- [Job] Retype the following lines word for word.

[Data excerpts]
◆ ◆ ◆ ◆

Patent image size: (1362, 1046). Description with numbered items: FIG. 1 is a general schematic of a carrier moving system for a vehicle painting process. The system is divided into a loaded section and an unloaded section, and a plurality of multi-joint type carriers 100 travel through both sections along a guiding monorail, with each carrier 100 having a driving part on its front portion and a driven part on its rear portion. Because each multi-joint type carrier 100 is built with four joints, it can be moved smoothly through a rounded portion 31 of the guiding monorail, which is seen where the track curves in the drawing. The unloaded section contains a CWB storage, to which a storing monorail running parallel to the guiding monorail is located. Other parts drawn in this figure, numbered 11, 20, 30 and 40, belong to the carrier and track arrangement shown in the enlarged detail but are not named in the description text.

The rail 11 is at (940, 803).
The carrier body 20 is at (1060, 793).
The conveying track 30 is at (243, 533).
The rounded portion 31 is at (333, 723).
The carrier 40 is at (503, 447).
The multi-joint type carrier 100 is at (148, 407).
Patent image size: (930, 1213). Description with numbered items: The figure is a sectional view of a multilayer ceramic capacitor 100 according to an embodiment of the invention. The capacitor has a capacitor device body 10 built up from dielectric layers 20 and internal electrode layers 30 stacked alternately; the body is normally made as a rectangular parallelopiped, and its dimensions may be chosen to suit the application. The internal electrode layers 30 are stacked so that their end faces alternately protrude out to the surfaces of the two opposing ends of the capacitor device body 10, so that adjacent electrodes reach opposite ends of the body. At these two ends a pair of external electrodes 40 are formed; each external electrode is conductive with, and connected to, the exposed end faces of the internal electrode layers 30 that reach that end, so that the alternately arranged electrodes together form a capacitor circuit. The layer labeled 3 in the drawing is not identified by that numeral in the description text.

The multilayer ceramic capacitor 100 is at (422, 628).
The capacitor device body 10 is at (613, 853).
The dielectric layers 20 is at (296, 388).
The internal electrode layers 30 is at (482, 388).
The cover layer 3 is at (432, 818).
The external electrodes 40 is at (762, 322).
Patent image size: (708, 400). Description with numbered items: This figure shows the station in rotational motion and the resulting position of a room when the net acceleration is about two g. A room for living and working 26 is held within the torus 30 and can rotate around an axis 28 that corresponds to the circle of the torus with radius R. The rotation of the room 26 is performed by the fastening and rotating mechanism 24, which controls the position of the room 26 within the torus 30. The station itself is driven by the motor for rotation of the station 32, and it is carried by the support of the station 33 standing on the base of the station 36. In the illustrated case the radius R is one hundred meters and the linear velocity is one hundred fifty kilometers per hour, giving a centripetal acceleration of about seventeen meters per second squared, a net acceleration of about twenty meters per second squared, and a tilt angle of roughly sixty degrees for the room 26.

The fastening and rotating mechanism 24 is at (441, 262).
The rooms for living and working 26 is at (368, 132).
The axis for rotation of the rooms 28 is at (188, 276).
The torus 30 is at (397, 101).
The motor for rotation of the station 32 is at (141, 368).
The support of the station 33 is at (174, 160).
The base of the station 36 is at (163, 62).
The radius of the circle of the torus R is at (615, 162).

◆ ◆ ◆ ◆

- [Written solution]
Patent image size: (1362, 1046). Description with numbered items: FIG. 1 is a general schematic of a carrier moving system for a vehicle painting process. The system is divided into a loaded section and an unloaded section, and a plurality of multi-joint type carriers 100 travel through both sections along a guiding monorail, with each carrier 100 having a driving part on its front portion and a driven part on its rear portion. Because each multi-joint type carrier 100 is built with four joints, it can be moved smoothly through a rounded portion 31 of the guiding monorail, which is seen where the track curves in the drawing. The unloaded section contains a CWB storage, to which a storing monorail running parallel to the guiding monorail is located. Other parts drawn in this figure, numbered 11, 20, 30 and 40, belong to the carrier and track arrangement shown in the enlarged detail but are not named in the description text.

The rail 11 is at (940, 803).
The carrier body 20 is at (1060, 793).
The conveying track 30 is at (243, 533).
The rounded portion 31 is at (333, 723).
The carrier 40 is at (503, 447).
The multi-joint type carrier 100 is at (148, 407).
Patent image size: (930, 1213). Description with numbered items: The figure is a sectional view of a multilayer ceramic capacitor 100 according to an embodiment of the invention. The capacitor has a capacitor device body 10 built up from dielectric layers 20 and internal electrode layers 30 stacked alternately; the body is normally made as a rectangular parallelopiped, and its dimensions may be chosen to suit the application. The internal electrode layers 30 are stacked so that their end faces alternately protrude out to the surfaces of the two opposing ends of the capacitor device body 10, so that adjacent electrodes reach opposite ends of the body. At these two ends a pair of external electrodes 40 are formed; each external electrode is conductive with, and connected to, the exposed end faces of the internal electrode layers 30 that reach that end, so that the alternately arranged electrodes together form a capacitor circuit. The layer labeled 3 in the drawing is not identified by that numeral in the description text.

The multilayer ceramic capacitor 100 is at (422, 628).
The capacitor device body 10 is at (613, 853).
The dielectric layers 20 is at (296, 388).
The internal electrode layers 30 is at (482, 388).
The cover layer 3 is at (432, 818).
The external electrodes 40 is at (762, 322).
Patent image size: (708, 400). Description with numbered items: This figure shows the station in rotational motion and the resulting position of a room when the net acceleration is about two g. A room for living and working 26 is held within the torus 30 and can rotate around an axis 28 that corresponds to the circle of the torus with radius R. The rotation of the room 26 is performed by the fastening and rotating mechanism 24, which controls the position of the room 26 within the torus 30. The station itself is driven by the motor for rotation of the station 32, and it is carried by the support of the station 33 standing on the base of the station 36. In the illustrated case the radius R is one hundred meters and the linear velocity is one hundred fifty kilometers per hour, giving a centripetal acceleration of about seventeen meters per second squared, a net acceleration of about twenty meters per second squared, and a tilt angle of roughly sixty degrees for the room 26.

The fastening and rotating mechanism 24 is at (441, 262).
The rooms for living and working 26 is at (368, 132).
The axis for rotation of the rooms 28 is at (188, 276).
The torus 30 is at (397, 101).
The motor for rotation of the station 32 is at (141, 368).
The support of the station 33 is at (174, 160).
The base of the station 36 is at (163, 62).
The radius of the circle of the torus R is at (615, 162).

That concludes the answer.